===== EXERCISE MATERIALS

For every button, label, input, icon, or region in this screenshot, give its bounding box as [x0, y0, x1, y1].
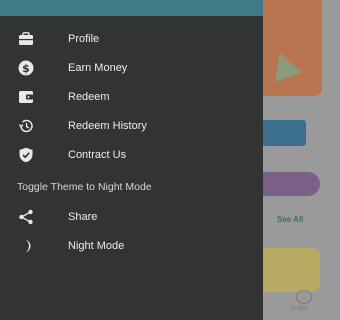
drawer-header — [0, 0, 263, 16]
menu-item-label: Redeem — [68, 91, 110, 103]
verified-shield-icon — [17, 146, 35, 164]
navigation-drawer: Profile $ Earn Money Redeem Redeem Histo… — [0, 0, 263, 320]
blue-banner — [262, 120, 306, 146]
menu-item-share[interactable]: Share — [0, 205, 263, 229]
purple-banner — [262, 172, 320, 196]
history-icon — [17, 117, 35, 135]
share-icon — [17, 208, 35, 226]
profile-nav-icon — [296, 290, 312, 304]
menu-item-earn-money[interactable]: $ Earn Money — [0, 56, 263, 80]
yellow-card — [262, 248, 320, 292]
menu-item-label: Earn Money — [68, 62, 128, 74]
dollar-icon: $ — [17, 59, 35, 77]
see-all-link: See All — [277, 215, 304, 224]
menu-item-contract-us[interactable]: Contract Us — [0, 143, 263, 167]
moon-icon — [17, 237, 35, 255]
promo-card — [262, 0, 322, 96]
menu-item-night-mode[interactable]: Night Mode — [0, 234, 263, 258]
menu-item-profile[interactable]: Profile — [0, 27, 263, 51]
menu-item-label: Profile — [68, 33, 100, 45]
menu-item-label: Night Mode — [68, 240, 125, 252]
wallet-icon — [17, 88, 35, 106]
menu-item-label: Contract Us — [68, 149, 127, 161]
section-title-theme: Toggle Theme to Night Mode — [17, 181, 152, 193]
menu-item-label: Redeem History — [68, 120, 147, 132]
briefcase-icon — [17, 30, 35, 48]
svg-text:$: $ — [22, 62, 30, 75]
menu-item-redeem-history[interactable]: Redeem History — [0, 114, 263, 138]
menu-item-label: Share — [68, 211, 98, 223]
menu-item-redeem[interactable]: Redeem — [0, 85, 263, 109]
profile-nav-label: Profile — [291, 306, 309, 312]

==========

_THE PROBLEM:_
Reproduce all of the data above verbatim, leaving out the picture.

_WORKED SOLUTION:_
For every button, label, input, icon, or region in this screenshot, give its bounding box as [x0, y0, x1, y1].
drawer-header — [0, 0, 263, 16]
menu-item-label: Redeem — [68, 91, 110, 103]
verified-shield-icon — [17, 146, 35, 164]
navigation-drawer: Profile $ Earn Money Redeem Redeem Histo… — [0, 0, 263, 320]
blue-banner — [262, 120, 306, 146]
menu-item-share[interactable]: Share — [0, 205, 263, 229]
purple-banner — [262, 172, 320, 196]
history-icon — [17, 117, 35, 135]
share-icon — [17, 208, 35, 226]
profile-nav-icon — [296, 290, 312, 304]
menu-item-earn-money[interactable]: $ Earn Money — [0, 56, 263, 80]
yellow-card — [262, 248, 320, 292]
menu-item-label: Earn Money — [68, 62, 128, 74]
dollar-icon: $ — [17, 59, 35, 77]
see-all-link: See All — [277, 215, 304, 224]
menu-item-contract-us[interactable]: Contract Us — [0, 143, 263, 167]
moon-icon — [17, 237, 35, 255]
promo-card — [262, 0, 322, 96]
menu-item-night-mode[interactable]: Night Mode — [0, 234, 263, 258]
menu-item-profile[interactable]: Profile — [0, 27, 263, 51]
menu-item-label: Profile — [68, 33, 100, 45]
menu-item-label: Night Mode — [68, 240, 125, 252]
wallet-icon — [17, 88, 35, 106]
menu-item-label: Contract Us — [68, 149, 127, 161]
section-title-theme: Toggle Theme to Night Mode — [17, 181, 152, 193]
menu-item-label: Redeem History — [68, 120, 147, 132]
briefcase-icon — [17, 30, 35, 48]
svg-text:$: $ — [22, 62, 30, 75]
menu-item-redeem-history[interactable]: Redeem History — [0, 114, 263, 138]
menu-item-label: Share — [68, 211, 98, 223]
menu-item-redeem[interactable]: Redeem — [0, 85, 263, 109]
profile-nav-label: Profile — [291, 306, 309, 312]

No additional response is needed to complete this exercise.